Data tied to figure images:
╔══

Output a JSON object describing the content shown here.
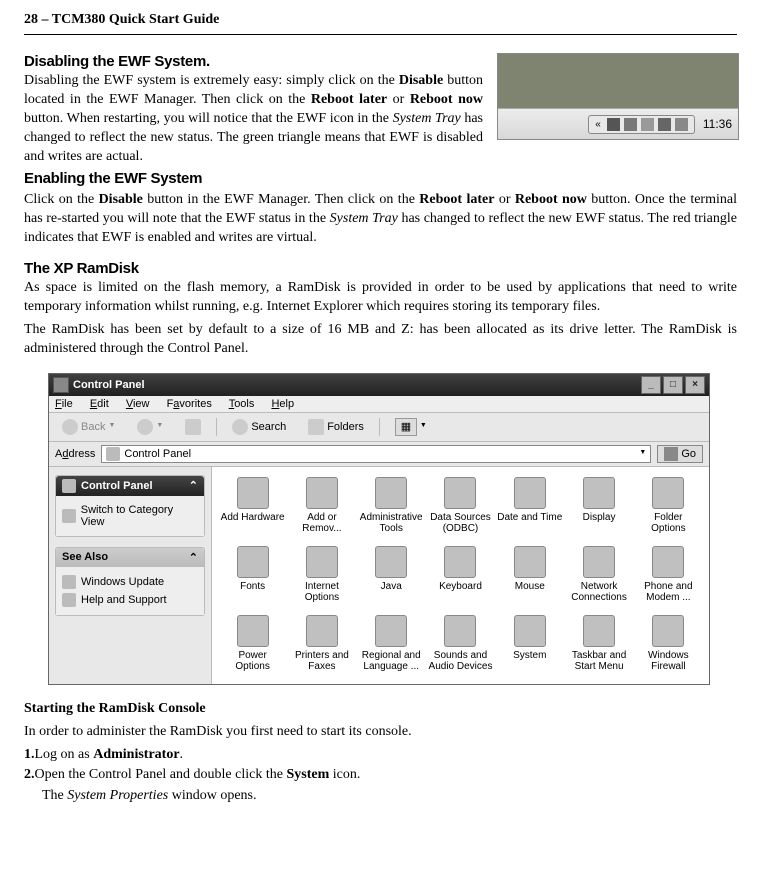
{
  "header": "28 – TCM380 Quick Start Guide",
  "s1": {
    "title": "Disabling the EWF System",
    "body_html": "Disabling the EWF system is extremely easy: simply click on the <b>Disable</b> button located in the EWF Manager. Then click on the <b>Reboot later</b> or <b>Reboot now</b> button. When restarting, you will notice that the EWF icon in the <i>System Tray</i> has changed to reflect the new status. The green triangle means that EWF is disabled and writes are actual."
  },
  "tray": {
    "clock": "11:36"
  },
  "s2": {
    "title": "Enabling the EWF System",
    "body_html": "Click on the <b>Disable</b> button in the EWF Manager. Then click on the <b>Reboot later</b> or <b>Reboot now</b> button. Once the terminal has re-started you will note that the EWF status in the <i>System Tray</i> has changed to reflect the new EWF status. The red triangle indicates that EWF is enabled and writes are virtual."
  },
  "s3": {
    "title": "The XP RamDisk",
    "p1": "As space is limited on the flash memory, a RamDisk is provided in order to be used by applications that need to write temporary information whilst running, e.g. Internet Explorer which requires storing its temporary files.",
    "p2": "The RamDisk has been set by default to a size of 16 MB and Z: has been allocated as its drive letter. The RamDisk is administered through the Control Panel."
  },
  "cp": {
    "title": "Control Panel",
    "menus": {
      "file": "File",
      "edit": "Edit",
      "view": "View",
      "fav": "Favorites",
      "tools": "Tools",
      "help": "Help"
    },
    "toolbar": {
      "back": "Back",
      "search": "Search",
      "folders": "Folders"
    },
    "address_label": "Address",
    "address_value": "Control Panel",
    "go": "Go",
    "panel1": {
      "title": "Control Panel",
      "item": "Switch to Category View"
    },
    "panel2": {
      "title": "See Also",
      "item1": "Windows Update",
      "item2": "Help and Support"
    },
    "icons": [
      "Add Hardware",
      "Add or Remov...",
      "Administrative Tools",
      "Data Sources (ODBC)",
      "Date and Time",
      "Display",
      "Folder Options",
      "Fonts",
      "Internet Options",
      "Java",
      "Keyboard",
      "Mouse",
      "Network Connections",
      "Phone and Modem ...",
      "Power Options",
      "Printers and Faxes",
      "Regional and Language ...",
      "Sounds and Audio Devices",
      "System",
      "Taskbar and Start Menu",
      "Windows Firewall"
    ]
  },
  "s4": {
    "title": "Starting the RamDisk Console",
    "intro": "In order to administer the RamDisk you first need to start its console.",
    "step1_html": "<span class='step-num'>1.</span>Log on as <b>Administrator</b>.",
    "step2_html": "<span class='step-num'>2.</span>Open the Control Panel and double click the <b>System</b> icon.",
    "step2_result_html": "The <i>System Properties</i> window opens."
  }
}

╚══
╔══

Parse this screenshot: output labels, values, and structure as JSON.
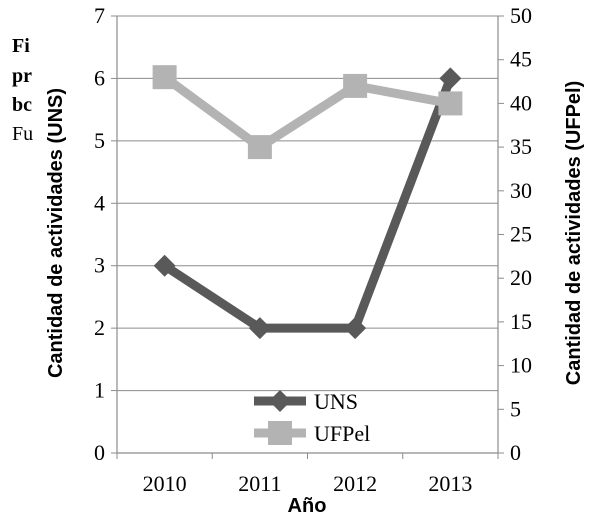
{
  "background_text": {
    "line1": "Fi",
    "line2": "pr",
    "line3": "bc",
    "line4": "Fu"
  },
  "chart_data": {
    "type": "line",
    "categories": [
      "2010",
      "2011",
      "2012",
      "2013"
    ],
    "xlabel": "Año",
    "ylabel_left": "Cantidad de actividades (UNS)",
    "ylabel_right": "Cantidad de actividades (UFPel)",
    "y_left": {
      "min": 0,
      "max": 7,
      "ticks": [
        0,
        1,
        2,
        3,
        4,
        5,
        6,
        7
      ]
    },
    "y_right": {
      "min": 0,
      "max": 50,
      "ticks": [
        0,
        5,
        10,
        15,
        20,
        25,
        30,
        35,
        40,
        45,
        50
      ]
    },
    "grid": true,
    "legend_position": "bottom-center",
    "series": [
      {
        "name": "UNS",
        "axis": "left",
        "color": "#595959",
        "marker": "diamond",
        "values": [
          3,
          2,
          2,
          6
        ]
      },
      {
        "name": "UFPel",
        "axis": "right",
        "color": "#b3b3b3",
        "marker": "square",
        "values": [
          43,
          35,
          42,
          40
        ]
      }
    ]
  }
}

╚══

(EXERCISE PROMPT): Pull out each line of the listing that holds the string "title".

(THE RESULT):
    "title": "Disabling the EWF System",
    "title": "Enabling the EWF System",
    "title": "The XP RamDisk",
    "title": "Control Panel",
      "title": "Control Panel",
      "title": "See Also",
    "title": "Starting the RamDisk Console",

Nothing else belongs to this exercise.